# Task brief
The entries need to be copied exactly.
════════════════════
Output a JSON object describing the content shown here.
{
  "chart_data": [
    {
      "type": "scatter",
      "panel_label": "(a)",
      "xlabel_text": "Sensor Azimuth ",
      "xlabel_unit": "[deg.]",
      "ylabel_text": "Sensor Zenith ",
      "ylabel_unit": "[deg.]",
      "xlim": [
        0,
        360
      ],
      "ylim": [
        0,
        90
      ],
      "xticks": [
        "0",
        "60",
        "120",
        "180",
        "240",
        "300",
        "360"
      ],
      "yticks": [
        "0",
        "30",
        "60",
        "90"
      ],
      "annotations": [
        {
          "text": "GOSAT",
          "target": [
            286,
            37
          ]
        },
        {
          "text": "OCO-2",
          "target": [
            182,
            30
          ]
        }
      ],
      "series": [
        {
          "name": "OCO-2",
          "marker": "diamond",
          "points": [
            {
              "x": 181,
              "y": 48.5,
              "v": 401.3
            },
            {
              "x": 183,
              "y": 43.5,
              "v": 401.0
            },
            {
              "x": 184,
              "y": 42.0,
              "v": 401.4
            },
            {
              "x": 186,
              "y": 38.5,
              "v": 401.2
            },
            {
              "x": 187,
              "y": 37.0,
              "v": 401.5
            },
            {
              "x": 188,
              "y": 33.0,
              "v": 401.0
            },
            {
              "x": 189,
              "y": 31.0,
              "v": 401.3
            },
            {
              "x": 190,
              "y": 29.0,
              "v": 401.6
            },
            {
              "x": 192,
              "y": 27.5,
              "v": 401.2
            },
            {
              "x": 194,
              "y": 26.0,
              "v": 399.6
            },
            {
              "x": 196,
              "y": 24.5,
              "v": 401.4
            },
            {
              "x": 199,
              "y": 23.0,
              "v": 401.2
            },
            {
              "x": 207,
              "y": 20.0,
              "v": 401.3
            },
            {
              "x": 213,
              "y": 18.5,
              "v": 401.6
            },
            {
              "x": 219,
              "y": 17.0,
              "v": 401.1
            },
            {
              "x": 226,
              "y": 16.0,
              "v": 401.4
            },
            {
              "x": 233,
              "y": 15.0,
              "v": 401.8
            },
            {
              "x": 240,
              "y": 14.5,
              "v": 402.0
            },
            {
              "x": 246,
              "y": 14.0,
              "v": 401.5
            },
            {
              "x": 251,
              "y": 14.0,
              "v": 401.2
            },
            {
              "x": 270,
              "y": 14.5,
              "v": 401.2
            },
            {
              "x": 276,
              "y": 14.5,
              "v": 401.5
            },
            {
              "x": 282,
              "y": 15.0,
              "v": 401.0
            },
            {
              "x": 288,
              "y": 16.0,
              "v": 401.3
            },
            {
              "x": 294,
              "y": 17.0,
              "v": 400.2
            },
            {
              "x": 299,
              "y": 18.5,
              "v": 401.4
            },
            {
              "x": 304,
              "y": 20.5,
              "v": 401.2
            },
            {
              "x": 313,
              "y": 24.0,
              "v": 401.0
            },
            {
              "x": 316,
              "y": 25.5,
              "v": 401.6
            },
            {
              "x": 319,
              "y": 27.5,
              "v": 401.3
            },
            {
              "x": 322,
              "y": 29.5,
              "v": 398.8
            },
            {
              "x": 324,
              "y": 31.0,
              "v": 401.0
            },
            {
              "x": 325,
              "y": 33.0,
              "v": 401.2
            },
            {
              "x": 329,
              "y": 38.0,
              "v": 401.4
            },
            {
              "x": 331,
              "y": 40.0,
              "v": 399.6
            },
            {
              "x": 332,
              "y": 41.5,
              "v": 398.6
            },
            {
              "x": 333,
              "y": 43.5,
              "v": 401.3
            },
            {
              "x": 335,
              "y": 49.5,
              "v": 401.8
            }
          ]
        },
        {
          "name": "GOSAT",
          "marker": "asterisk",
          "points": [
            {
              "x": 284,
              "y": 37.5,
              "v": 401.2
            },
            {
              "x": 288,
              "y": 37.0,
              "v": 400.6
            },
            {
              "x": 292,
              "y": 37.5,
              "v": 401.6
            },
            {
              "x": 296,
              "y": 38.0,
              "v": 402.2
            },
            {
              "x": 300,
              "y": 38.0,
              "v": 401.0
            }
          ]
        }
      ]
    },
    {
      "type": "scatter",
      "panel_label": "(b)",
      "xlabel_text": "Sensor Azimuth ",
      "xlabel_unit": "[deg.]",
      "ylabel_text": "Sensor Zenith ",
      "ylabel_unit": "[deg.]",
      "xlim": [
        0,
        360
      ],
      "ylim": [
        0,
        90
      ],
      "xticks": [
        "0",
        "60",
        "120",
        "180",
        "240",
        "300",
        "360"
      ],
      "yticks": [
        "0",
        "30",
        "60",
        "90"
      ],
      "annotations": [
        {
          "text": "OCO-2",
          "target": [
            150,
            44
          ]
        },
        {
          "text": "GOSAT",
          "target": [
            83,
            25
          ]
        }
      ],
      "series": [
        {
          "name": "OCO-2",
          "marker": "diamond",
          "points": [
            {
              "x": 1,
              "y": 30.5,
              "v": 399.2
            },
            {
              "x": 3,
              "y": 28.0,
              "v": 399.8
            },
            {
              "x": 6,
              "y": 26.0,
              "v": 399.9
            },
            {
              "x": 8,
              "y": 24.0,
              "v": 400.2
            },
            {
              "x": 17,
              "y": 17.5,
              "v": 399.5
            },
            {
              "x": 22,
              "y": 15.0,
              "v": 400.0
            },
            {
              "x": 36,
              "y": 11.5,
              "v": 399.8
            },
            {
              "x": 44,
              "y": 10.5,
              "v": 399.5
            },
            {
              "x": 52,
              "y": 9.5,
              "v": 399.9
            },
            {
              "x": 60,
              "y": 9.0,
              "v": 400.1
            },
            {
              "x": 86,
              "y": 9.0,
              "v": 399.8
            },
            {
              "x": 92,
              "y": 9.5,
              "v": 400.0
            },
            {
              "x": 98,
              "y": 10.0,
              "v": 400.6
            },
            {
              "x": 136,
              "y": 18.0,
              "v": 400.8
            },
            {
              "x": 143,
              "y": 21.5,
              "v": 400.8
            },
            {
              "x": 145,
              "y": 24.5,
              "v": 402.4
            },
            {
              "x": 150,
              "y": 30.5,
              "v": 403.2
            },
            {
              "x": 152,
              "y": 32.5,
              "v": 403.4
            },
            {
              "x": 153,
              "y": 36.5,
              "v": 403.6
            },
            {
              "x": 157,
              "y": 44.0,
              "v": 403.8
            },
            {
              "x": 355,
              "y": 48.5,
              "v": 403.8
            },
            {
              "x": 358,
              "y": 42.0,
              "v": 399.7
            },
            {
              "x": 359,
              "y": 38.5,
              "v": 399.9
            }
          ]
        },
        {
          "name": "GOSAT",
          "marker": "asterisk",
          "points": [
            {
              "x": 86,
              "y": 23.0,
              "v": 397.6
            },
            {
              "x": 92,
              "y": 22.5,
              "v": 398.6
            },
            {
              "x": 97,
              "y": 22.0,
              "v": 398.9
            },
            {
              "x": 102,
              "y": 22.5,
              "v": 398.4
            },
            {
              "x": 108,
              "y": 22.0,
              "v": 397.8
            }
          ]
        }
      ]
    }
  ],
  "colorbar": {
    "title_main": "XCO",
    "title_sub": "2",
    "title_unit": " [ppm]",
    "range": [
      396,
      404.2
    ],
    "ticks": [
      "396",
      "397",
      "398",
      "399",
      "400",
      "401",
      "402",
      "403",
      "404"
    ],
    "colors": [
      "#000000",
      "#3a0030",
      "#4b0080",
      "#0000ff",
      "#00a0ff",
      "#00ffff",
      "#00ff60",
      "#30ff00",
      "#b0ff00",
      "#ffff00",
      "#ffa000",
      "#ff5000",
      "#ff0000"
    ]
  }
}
════════════════════
# Solution for this task
Output a JSON object describing the content shown here.
{
  "chart_data": [
    {
      "type": "scatter",
      "panel_label": "(a)",
      "xlabel_text": "Sensor Azimuth ",
      "xlabel_unit": "[deg.]",
      "ylabel_text": "Sensor Zenith ",
      "ylabel_unit": "[deg.]",
      "xlim": [
        0,
        360
      ],
      "ylim": [
        0,
        90
      ],
      "xticks": [
        "0",
        "60",
        "120",
        "180",
        "240",
        "300",
        "360"
      ],
      "yticks": [
        "0",
        "30",
        "60",
        "90"
      ],
      "annotations": [
        {
          "text": "GOSAT",
          "target": [
            286,
            37
          ]
        },
        {
          "text": "OCO-2",
          "target": [
            182,
            30
          ]
        }
      ],
      "series": [
        {
          "name": "OCO-2",
          "marker": "diamond",
          "points": [
            {
              "x": 181,
              "y": 48.5,
              "v": 401.3
            },
            {
              "x": 183,
              "y": 43.5,
              "v": 401.0
            },
            {
              "x": 184,
              "y": 42.0,
              "v": 401.4
            },
            {
              "x": 186,
              "y": 38.5,
              "v": 401.2
            },
            {
              "x": 187,
              "y": 37.0,
              "v": 401.5
            },
            {
              "x": 188,
              "y": 33.0,
              "v": 401.0
            },
            {
              "x": 189,
              "y": 31.0,
              "v": 401.3
            },
            {
              "x": 190,
              "y": 29.0,
              "v": 401.6
            },
            {
              "x": 192,
              "y": 27.5,
              "v": 401.2
            },
            {
              "x": 194,
              "y": 26.0,
              "v": 399.6
            },
            {
              "x": 196,
              "y": 24.5,
              "v": 401.4
            },
            {
              "x": 199,
              "y": 23.0,
              "v": 401.2
            },
            {
              "x": 207,
              "y": 20.0,
              "v": 401.3
            },
            {
              "x": 213,
              "y": 18.5,
              "v": 401.6
            },
            {
              "x": 219,
              "y": 17.0,
              "v": 401.1
            },
            {
              "x": 226,
              "y": 16.0,
              "v": 401.4
            },
            {
              "x": 233,
              "y": 15.0,
              "v": 401.8
            },
            {
              "x": 240,
              "y": 14.5,
              "v": 402.0
            },
            {
              "x": 246,
              "y": 14.0,
              "v": 401.5
            },
            {
              "x": 251,
              "y": 14.0,
              "v": 401.2
            },
            {
              "x": 270,
              "y": 14.5,
              "v": 401.2
            },
            {
              "x": 276,
              "y": 14.5,
              "v": 401.5
            },
            {
              "x": 282,
              "y": 15.0,
              "v": 401.0
            },
            {
              "x": 288,
              "y": 16.0,
              "v": 401.3
            },
            {
              "x": 294,
              "y": 17.0,
              "v": 400.2
            },
            {
              "x": 299,
              "y": 18.5,
              "v": 401.4
            },
            {
              "x": 304,
              "y": 20.5,
              "v": 401.2
            },
            {
              "x": 313,
              "y": 24.0,
              "v": 401.0
            },
            {
              "x": 316,
              "y": 25.5,
              "v": 401.6
            },
            {
              "x": 319,
              "y": 27.5,
              "v": 401.3
            },
            {
              "x": 322,
              "y": 29.5,
              "v": 398.8
            },
            {
              "x": 324,
              "y": 31.0,
              "v": 401.0
            },
            {
              "x": 325,
              "y": 33.0,
              "v": 401.2
            },
            {
              "x": 329,
              "y": 38.0,
              "v": 401.4
            },
            {
              "x": 331,
              "y": 40.0,
              "v": 399.6
            },
            {
              "x": 332,
              "y": 41.5,
              "v": 398.6
            },
            {
              "x": 333,
              "y": 43.5,
              "v": 401.3
            },
            {
              "x": 335,
              "y": 49.5,
              "v": 401.8
            }
          ]
        },
        {
          "name": "GOSAT",
          "marker": "asterisk",
          "points": [
            {
              "x": 284,
              "y": 37.5,
              "v": 401.2
            },
            {
              "x": 288,
              "y": 37.0,
              "v": 400.6
            },
            {
              "x": 292,
              "y": 37.5,
              "v": 401.6
            },
            {
              "x": 296,
              "y": 38.0,
              "v": 402.2
            },
            {
              "x": 300,
              "y": 38.0,
              "v": 401.0
            }
          ]
        }
      ]
    },
    {
      "type": "scatter",
      "panel_label": "(b)",
      "xlabel_text": "Sensor Azimuth ",
      "xlabel_unit": "[deg.]",
      "ylabel_text": "Sensor Zenith ",
      "ylabel_unit": "[deg.]",
      "xlim": [
        0,
        360
      ],
      "ylim": [
        0,
        90
      ],
      "xticks": [
        "0",
        "60",
        "120",
        "180",
        "240",
        "300",
        "360"
      ],
      "yticks": [
        "0",
        "30",
        "60",
        "90"
      ],
      "annotations": [
        {
          "text": "OCO-2",
          "target": [
            150,
            44
          ]
        },
        {
          "text": "GOSAT",
          "target": [
            83,
            25
          ]
        }
      ],
      "series": [
        {
          "name": "OCO-2",
          "marker": "diamond",
          "points": [
            {
              "x": 1,
              "y": 30.5,
              "v": 399.2
            },
            {
              "x": 3,
              "y": 28.0,
              "v": 399.8
            },
            {
              "x": 6,
              "y": 26.0,
              "v": 399.9
            },
            {
              "x": 8,
              "y": 24.0,
              "v": 400.2
            },
            {
              "x": 17,
              "y": 17.5,
              "v": 399.5
            },
            {
              "x": 22,
              "y": 15.0,
              "v": 400.0
            },
            {
              "x": 36,
              "y": 11.5,
              "v": 399.8
            },
            {
              "x": 44,
              "y": 10.5,
              "v": 399.5
            },
            {
              "x": 52,
              "y": 9.5,
              "v": 399.9
            },
            {
              "x": 60,
              "y": 9.0,
              "v": 400.1
            },
            {
              "x": 86,
              "y": 9.0,
              "v": 399.8
            },
            {
              "x": 92,
              "y": 9.5,
              "v": 400.0
            },
            {
              "x": 98,
              "y": 10.0,
              "v": 400.6
            },
            {
              "x": 136,
              "y": 18.0,
              "v": 400.8
            },
            {
              "x": 143,
              "y": 21.5,
              "v": 400.8
            },
            {
              "x": 145,
              "y": 24.5,
              "v": 402.4
            },
            {
              "x": 150,
              "y": 30.5,
              "v": 403.2
            },
            {
              "x": 152,
              "y": 32.5,
              "v": 403.4
            },
            {
              "x": 153,
              "y": 36.5,
              "v": 403.6
            },
            {
              "x": 157,
              "y": 44.0,
              "v": 403.8
            },
            {
              "x": 355,
              "y": 48.5,
              "v": 403.8
            },
            {
              "x": 358,
              "y": 42.0,
              "v": 399.7
            },
            {
              "x": 359,
              "y": 38.5,
              "v": 399.9
            }
          ]
        },
        {
          "name": "GOSAT",
          "marker": "asterisk",
          "points": [
            {
              "x": 86,
              "y": 23.0,
              "v": 397.6
            },
            {
              "x": 92,
              "y": 22.5,
              "v": 398.6
            },
            {
              "x": 97,
              "y": 22.0,
              "v": 398.9
            },
            {
              "x": 102,
              "y": 22.5,
              "v": 398.4
            },
            {
              "x": 108,
              "y": 22.0,
              "v": 397.8
            }
          ]
        }
      ]
    }
  ],
  "colorbar": {
    "title_main": "XCO",
    "title_sub": "2",
    "title_unit": " [ppm]",
    "range": [
      396,
      404.2
    ],
    "ticks": [
      "396",
      "397",
      "398",
      "399",
      "400",
      "401",
      "402",
      "403",
      "404"
    ],
    "colors": [
      "#000000",
      "#3a0030",
      "#4b0080",
      "#0000ff",
      "#00a0ff",
      "#00ffff",
      "#00ff60",
      "#30ff00",
      "#b0ff00",
      "#ffff00",
      "#ffa000",
      "#ff5000",
      "#ff0000"
    ]
  }
}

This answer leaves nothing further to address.